**To do**
Report all lines from the entries below in which "Index" appears.

--- START OF Given information ---

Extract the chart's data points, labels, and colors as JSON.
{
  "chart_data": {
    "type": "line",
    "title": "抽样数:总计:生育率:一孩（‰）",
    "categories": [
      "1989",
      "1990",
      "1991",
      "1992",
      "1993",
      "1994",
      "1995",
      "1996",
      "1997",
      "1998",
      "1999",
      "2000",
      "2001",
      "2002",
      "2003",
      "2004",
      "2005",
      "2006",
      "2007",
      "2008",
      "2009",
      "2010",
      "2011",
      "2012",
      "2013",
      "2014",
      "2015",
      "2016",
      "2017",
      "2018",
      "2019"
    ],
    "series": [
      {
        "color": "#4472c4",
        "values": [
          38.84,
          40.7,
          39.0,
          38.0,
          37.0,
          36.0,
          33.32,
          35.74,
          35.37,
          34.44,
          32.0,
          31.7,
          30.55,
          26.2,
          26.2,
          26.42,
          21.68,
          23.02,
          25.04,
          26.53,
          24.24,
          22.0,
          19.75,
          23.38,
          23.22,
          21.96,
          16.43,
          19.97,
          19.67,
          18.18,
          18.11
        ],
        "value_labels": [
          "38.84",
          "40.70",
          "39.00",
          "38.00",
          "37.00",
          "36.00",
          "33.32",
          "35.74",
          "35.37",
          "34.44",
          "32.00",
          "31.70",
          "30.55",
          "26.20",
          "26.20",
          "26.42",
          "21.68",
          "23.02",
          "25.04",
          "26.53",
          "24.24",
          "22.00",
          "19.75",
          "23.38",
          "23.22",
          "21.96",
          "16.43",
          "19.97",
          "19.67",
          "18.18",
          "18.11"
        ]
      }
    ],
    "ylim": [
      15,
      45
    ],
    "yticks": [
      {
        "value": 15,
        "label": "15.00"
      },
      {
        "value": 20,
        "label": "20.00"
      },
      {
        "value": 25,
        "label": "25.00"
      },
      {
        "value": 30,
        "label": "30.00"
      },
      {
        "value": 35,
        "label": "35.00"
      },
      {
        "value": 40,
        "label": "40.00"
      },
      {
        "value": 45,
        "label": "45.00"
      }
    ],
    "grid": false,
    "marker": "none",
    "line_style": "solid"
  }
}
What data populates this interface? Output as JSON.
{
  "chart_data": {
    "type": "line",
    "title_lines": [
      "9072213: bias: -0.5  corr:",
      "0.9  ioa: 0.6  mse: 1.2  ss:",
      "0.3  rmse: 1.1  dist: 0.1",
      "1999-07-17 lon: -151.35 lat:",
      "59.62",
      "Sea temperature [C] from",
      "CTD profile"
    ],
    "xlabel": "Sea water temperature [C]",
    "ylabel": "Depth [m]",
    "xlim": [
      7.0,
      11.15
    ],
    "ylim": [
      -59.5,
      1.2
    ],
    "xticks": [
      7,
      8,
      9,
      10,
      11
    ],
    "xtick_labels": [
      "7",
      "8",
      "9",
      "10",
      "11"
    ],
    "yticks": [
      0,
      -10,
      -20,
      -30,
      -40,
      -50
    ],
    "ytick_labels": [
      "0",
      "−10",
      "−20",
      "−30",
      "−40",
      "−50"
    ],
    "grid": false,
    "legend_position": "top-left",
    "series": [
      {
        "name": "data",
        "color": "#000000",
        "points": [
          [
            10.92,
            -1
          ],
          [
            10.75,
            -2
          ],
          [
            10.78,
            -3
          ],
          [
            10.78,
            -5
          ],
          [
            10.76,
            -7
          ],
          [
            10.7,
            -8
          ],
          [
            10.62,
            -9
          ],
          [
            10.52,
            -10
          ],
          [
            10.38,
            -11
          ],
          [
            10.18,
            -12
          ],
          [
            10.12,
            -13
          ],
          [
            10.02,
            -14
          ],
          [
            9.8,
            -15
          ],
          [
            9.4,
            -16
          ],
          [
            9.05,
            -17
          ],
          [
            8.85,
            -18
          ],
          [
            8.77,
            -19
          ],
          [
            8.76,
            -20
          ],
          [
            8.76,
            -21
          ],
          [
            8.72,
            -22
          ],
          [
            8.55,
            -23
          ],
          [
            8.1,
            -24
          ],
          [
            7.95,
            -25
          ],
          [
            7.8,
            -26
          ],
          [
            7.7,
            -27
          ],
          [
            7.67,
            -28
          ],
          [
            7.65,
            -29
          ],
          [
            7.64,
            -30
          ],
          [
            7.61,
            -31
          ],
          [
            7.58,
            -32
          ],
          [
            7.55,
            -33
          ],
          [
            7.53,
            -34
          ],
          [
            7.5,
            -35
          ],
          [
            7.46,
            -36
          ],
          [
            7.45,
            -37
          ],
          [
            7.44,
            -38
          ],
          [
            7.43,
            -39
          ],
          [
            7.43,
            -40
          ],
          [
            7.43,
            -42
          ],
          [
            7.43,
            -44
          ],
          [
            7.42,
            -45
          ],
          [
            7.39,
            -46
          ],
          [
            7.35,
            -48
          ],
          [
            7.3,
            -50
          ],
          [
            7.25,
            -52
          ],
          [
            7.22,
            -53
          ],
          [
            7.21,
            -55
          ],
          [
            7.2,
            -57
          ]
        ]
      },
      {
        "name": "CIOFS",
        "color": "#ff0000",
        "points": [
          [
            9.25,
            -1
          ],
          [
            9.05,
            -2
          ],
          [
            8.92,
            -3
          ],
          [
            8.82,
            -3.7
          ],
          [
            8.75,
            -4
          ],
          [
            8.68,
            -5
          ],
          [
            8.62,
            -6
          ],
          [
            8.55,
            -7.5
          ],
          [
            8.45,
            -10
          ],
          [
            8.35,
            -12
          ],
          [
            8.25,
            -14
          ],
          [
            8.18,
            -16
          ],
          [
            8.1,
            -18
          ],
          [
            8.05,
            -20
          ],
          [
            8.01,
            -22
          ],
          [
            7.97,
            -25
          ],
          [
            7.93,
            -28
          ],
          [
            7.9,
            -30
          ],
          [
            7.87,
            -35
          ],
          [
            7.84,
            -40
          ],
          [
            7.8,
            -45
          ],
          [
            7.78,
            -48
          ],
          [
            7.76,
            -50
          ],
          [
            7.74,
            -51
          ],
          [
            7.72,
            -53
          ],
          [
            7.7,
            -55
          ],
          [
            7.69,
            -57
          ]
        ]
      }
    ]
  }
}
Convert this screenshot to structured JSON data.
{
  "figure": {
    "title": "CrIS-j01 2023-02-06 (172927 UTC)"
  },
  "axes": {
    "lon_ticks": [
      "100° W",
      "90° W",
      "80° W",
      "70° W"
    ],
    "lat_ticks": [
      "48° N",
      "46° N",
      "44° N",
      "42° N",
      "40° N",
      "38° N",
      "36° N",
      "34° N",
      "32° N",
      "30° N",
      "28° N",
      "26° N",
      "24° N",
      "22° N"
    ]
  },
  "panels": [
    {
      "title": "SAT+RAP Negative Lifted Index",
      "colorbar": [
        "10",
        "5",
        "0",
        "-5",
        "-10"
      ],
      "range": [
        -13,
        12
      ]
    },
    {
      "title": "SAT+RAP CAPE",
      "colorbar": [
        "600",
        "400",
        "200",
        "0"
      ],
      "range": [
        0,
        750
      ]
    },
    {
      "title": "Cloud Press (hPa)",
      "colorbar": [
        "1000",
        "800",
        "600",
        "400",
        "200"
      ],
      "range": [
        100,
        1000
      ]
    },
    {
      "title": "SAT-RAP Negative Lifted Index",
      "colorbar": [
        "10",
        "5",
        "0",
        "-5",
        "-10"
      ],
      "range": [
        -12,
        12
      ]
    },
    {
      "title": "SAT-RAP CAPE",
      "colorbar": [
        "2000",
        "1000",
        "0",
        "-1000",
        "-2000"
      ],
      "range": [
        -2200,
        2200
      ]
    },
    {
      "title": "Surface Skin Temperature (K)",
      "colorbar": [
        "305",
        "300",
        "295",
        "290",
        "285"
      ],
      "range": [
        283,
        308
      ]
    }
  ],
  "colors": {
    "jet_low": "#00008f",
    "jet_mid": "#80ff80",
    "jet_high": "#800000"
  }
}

--- END OF Given information ---

**Reply**
      "title": "SAT+RAP Negative Lifted Index",
      "title": "SAT-RAP Negative Lifted Index",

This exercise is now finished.